**TASK PROMPT:**
Pick up the forum thread below about Bear Archery's new Mag Riser where it stops, without using the recorded material that follows it.

**EXTRACT TO READ:**
= = = = = = =

# New Bear "Mag Riser"



## WindWalker (Jan 23, 2005)

I see where Bear Archery has introduced a *solid cast aluminum* TD riser named “Mag Riser.” Is Bear Archery inferring the riser is a clone of the original “Maggie,” or is the “Mag” an abbreviated title for “Magnum?” If they are referring to the material used to construct the riser, *cast aluminum is not cast magnesium*….although cast aluminum is probably stronger.

Additionally, if Bear is attempting to (mis)lead consumers into believing they have reintroduced the original "Bear magnesium takedown riser," they have failed miserably. What does a set of Bear TD limbs cost these days...$300-$400? I’m not paying $700 to $800 for a setup that will severely restrict me to available choice of bow length and draw poundage.

Bring back the original "Maggie" *in a cast aluminum riser*, with A,B,C risers, #1, #2, #3 limbs choices, recessed sight panel, and 3 types of grip configurations that snap on and off, and they will have a winner.


----------



## strugglesticks (Dec 26, 2017)

I agree. The new Mag risers may be a hit with loyal Bear fans. IMO they will not recruit any new customers with these. In the pictures 3rivers is using, they look like rough castings. Here's to hoping those are just prototypes or demo risers pictured, and the production units are cleaner. Otherwise Bear needs to find a better foundry.

= = = = = = =

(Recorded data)
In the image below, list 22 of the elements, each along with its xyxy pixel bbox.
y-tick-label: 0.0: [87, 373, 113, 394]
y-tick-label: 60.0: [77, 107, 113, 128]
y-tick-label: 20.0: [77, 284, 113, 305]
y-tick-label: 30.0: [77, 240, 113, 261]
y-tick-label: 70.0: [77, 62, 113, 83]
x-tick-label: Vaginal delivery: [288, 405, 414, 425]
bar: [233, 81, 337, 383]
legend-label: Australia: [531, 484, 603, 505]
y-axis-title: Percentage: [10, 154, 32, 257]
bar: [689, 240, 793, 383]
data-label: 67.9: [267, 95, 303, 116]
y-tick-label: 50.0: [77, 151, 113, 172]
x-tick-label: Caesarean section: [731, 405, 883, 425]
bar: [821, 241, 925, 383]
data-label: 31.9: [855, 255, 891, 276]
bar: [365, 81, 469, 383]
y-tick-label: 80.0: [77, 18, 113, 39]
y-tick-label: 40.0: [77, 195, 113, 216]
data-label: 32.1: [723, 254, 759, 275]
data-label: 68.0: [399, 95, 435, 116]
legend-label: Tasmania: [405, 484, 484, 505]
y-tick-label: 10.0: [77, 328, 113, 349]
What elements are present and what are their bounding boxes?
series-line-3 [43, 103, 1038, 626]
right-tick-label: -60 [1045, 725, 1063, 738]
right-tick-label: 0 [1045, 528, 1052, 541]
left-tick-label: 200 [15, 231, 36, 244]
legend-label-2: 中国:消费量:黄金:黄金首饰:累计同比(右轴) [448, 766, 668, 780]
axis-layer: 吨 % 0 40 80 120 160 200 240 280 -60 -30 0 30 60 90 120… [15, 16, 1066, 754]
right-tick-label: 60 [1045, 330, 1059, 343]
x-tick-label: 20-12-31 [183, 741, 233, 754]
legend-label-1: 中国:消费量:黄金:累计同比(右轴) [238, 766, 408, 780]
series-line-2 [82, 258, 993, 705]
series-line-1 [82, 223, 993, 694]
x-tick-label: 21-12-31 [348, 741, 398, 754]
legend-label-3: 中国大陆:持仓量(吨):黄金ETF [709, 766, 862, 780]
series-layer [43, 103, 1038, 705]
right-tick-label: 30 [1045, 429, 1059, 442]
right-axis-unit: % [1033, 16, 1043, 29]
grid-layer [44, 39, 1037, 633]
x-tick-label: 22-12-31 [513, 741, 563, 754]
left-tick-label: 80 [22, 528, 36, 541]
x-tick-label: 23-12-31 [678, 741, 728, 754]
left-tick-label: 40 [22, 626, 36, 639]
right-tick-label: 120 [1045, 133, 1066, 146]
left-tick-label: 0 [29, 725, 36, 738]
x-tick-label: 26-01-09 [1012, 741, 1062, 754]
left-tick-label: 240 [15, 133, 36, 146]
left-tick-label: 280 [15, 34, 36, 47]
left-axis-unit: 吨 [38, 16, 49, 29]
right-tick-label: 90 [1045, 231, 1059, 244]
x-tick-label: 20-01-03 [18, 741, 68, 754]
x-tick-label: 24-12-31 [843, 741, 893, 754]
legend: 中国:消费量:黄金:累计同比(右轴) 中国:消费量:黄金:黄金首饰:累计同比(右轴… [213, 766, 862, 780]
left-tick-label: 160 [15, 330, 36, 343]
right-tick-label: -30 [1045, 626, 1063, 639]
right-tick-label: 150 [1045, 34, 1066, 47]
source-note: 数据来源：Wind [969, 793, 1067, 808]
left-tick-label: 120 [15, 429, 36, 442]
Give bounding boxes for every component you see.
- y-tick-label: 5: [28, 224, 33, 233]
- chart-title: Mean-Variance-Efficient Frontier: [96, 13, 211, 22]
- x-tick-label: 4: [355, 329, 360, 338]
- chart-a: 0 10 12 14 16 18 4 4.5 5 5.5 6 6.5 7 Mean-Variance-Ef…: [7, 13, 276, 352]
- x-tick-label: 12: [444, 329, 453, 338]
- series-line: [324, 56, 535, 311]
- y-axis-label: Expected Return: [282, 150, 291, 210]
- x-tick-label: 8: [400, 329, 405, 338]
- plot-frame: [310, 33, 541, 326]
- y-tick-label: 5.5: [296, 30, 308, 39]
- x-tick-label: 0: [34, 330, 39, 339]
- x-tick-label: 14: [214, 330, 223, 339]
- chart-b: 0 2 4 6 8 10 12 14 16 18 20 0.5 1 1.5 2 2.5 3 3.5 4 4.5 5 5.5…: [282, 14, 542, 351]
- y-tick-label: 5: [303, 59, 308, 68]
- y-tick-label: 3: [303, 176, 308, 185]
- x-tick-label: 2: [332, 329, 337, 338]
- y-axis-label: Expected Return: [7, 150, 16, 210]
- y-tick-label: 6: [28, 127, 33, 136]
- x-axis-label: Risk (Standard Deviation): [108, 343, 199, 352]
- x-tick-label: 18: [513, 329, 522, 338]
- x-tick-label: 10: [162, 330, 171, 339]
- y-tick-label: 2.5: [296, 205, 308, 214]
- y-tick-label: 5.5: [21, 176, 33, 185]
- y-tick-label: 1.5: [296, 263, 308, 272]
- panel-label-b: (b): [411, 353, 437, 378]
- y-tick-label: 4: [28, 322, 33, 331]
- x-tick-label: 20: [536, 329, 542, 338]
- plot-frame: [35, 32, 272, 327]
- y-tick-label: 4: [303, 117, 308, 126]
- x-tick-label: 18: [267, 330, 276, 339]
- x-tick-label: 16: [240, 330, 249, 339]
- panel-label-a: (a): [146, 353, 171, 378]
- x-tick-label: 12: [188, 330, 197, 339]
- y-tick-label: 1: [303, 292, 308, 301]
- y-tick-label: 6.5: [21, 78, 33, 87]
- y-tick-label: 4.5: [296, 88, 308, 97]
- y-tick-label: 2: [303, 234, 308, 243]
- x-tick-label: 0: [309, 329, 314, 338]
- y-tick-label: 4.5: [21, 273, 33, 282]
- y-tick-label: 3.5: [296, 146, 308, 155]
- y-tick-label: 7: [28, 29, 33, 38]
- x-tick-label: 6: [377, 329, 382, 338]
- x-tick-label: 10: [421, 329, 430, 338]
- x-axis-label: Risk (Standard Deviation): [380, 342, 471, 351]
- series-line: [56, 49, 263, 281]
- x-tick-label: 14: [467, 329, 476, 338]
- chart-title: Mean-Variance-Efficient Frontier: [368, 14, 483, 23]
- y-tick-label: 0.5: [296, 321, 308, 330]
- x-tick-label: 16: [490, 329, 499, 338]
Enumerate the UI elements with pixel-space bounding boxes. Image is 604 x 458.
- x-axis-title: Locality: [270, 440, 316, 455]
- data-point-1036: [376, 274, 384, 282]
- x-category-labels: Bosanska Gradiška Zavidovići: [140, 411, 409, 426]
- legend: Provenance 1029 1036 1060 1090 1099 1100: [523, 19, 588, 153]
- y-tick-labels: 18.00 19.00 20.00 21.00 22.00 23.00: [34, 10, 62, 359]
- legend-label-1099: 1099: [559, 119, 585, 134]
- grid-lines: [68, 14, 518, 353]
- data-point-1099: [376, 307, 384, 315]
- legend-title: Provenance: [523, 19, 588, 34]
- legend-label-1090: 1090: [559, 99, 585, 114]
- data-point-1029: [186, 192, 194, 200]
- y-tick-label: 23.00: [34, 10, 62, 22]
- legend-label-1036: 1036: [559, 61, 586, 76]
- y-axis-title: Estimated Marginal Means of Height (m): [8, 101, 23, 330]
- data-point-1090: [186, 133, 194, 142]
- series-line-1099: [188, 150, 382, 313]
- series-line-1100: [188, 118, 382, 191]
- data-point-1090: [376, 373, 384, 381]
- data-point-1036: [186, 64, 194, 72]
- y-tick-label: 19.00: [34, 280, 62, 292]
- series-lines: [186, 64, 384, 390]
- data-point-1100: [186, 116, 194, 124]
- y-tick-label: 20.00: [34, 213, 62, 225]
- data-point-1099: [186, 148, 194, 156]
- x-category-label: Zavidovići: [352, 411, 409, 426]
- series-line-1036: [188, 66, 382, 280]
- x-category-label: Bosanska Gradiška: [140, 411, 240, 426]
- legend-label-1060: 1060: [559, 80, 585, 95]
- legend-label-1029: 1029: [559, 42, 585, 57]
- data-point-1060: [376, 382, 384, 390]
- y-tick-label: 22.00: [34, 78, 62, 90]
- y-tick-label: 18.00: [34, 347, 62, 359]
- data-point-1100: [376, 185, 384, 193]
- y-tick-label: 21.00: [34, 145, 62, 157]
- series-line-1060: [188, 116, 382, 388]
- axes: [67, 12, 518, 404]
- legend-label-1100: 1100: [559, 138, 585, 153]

= = = = = = =

**OUTPUT FOR THIS TASK:**
Sent from my SM-G930V using Tapatalk


----------



## WindWalker (Jan 23, 2005)

> _In the pictures 3rivers is using, they look like rough castings. Here's to hoping those are just prototypes or demo risers pictured, and the production units are cleaner. _


WOW! I see what you are referring to! Even if the pics being used are prototypes, what idiot(s) would use a flawed reject to advertise a product?

Fred is trying to get out of his grave.


----------



## 123 4/8 P&Y (Jul 10, 2008)

WindWalker said:


> WOW! I see what you are referring to! Even if the pics being used are prototypes, what idiot(s) would use a flawed reject to advertise a product?
> 
> Fred is trying to get out of his grave.


It is common for mockups of new products to be used for pictures. Especially for retailers who still use physical catalogs and have a print deadline. Years ago I worked as a sales rep for Bushnell. They would send out plastic carvings of new binos and rangefinders to Cabelas and Bass Pro, just for pictures.

Those risers needed a little bondo before paint. 


Sent from my iPad using Tapatalk


----------



## strugglesticks (Dec 26, 2017)

I see Fred Eichler is a Bear guy now. He posed with the new Mag riser in his most recent hero shots.

Sent from my SM-G930V using Tapatalk


----------



## Redz (May 27, 2012)




----------



## Brad Lehmann (Sep 4, 2010)

IMO, Bear needs to offer that riser with ILF hardware in addition to the Bear takedown system. I've been saying that they need to offer something that accepts ILF limbs for years. Rather than competing, they seem content to use nostalgia to sell bows. Their customer base is dying off. Not my problem though. Their prolonged issues with finish problems convinced me that I don't want any modern Bear bows.


----------



## Draven Olary (Jun 12, 2016)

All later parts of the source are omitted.